SUPPLIED ENTRIES ▸
********************
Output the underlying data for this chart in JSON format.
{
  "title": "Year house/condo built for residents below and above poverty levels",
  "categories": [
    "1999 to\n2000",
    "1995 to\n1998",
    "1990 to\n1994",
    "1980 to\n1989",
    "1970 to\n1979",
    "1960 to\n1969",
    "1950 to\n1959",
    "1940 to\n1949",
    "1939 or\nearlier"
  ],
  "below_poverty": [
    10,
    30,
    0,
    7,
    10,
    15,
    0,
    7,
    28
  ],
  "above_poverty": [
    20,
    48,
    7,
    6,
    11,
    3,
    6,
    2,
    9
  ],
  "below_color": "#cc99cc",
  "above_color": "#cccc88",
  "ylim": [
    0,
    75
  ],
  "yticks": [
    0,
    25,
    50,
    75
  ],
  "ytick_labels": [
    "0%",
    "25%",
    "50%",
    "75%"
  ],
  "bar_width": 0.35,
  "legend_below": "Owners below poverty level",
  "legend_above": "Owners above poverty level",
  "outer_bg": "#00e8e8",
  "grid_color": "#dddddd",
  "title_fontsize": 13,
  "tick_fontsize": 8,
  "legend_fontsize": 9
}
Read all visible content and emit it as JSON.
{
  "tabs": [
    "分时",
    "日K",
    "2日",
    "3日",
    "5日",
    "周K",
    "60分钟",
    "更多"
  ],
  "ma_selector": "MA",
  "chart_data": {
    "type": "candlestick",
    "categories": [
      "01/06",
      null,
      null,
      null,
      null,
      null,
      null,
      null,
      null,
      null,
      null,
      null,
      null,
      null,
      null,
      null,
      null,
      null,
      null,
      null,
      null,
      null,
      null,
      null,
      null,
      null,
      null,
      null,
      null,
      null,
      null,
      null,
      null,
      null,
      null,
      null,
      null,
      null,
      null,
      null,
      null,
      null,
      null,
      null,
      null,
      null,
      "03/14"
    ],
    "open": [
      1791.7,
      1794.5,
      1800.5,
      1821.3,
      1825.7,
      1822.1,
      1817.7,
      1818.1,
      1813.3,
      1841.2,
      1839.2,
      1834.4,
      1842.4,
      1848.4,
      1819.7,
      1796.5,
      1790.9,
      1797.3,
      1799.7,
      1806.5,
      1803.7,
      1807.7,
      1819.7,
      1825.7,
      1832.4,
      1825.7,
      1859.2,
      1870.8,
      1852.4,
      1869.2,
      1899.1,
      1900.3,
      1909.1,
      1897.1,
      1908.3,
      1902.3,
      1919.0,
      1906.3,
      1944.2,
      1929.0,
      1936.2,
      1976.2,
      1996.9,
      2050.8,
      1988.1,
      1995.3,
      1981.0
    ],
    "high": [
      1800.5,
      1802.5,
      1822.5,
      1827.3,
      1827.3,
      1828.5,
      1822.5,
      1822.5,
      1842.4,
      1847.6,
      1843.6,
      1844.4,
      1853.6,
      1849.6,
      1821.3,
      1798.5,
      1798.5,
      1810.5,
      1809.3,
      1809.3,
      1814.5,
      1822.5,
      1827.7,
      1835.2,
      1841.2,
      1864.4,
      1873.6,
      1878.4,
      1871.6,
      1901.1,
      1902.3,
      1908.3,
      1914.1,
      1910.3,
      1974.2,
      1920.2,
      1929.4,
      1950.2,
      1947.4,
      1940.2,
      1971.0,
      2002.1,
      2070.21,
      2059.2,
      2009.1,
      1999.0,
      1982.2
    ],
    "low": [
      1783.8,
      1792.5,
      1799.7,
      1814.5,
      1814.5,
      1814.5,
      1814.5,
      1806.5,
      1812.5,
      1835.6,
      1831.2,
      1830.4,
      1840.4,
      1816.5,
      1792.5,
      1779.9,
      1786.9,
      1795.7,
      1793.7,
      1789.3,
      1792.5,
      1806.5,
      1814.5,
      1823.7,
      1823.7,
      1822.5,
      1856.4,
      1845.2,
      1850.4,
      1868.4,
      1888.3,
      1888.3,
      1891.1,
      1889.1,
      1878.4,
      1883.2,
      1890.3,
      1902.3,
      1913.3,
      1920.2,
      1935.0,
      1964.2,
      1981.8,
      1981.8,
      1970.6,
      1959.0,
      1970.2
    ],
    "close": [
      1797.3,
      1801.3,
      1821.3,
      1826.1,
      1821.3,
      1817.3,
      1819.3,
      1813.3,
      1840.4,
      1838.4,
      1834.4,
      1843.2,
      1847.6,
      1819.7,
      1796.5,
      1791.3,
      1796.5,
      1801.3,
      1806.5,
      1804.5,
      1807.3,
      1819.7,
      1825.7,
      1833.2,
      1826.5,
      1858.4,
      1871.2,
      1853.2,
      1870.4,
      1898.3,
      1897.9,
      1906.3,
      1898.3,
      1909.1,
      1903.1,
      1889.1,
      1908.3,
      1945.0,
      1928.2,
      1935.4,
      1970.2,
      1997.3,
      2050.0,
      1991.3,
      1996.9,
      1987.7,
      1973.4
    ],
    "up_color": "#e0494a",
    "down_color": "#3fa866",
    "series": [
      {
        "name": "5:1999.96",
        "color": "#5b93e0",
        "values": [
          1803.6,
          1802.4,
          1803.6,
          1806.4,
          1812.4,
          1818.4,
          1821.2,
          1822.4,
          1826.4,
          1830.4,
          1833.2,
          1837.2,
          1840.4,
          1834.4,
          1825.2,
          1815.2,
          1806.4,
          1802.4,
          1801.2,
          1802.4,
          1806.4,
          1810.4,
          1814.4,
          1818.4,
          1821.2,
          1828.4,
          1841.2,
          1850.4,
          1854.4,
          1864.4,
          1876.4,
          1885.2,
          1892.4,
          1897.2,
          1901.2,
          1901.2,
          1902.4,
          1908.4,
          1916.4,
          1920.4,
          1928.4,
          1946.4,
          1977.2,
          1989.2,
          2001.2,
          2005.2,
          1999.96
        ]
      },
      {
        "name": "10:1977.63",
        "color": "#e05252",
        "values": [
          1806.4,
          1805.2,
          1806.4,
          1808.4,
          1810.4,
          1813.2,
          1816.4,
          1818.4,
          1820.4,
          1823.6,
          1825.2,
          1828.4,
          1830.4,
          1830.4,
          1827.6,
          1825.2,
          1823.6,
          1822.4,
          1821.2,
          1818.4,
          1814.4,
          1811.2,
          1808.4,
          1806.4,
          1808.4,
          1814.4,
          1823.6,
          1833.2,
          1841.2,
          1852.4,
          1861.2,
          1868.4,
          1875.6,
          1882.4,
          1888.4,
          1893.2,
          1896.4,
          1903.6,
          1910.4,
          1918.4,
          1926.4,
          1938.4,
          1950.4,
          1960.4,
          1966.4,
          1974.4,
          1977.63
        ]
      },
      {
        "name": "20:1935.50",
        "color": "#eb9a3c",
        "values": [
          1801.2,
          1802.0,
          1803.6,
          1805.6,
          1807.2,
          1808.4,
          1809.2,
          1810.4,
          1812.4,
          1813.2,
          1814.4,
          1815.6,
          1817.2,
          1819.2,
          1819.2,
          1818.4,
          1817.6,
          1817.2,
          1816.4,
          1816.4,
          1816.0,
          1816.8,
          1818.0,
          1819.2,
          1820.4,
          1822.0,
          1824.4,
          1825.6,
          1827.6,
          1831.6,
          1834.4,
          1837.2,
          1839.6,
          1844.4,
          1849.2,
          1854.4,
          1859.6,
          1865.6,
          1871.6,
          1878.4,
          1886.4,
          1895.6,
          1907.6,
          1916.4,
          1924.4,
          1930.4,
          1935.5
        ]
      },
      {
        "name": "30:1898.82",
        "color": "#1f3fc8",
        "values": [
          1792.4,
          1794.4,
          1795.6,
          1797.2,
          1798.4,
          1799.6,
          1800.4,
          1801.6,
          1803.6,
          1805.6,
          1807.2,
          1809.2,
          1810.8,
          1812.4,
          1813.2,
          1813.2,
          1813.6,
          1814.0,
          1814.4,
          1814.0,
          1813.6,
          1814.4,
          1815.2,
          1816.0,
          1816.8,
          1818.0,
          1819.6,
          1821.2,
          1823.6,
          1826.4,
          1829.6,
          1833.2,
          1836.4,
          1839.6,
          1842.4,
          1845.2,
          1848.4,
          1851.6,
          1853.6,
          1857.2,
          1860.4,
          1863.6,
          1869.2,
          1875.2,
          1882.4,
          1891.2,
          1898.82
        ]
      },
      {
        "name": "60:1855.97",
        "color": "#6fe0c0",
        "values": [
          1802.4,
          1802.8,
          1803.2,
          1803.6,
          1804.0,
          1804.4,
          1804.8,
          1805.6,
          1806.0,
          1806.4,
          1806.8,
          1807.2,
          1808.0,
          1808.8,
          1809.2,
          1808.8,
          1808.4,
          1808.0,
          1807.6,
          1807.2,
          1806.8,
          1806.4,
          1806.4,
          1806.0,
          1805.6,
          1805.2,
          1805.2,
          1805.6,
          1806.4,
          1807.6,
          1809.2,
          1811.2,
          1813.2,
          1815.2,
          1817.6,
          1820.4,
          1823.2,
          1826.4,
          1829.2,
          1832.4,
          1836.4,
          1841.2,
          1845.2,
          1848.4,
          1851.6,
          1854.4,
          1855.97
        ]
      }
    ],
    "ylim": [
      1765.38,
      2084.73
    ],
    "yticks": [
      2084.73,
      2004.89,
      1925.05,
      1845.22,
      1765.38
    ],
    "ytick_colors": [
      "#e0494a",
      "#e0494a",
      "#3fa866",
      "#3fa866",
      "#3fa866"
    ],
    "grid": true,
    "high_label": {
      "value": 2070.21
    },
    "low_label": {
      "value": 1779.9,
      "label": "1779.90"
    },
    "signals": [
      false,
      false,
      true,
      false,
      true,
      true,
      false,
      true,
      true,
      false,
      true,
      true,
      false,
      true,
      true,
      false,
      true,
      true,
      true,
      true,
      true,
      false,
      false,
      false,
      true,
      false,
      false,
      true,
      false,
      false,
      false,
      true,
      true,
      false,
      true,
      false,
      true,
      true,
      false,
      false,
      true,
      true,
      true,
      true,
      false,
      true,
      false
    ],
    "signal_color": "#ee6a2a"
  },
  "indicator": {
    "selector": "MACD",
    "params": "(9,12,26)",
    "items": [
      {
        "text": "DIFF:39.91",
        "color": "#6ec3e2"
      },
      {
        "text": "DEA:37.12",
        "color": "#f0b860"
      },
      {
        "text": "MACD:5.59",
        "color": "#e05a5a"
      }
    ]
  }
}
********************
SET EXERCISE ▸
Show every line from the listing above in which the string "JSON" appears.

RESULT OF THE EXERCISE ▸
Output the underlying data for this chart in JSON format.
Read all visible content and emit it as JSON.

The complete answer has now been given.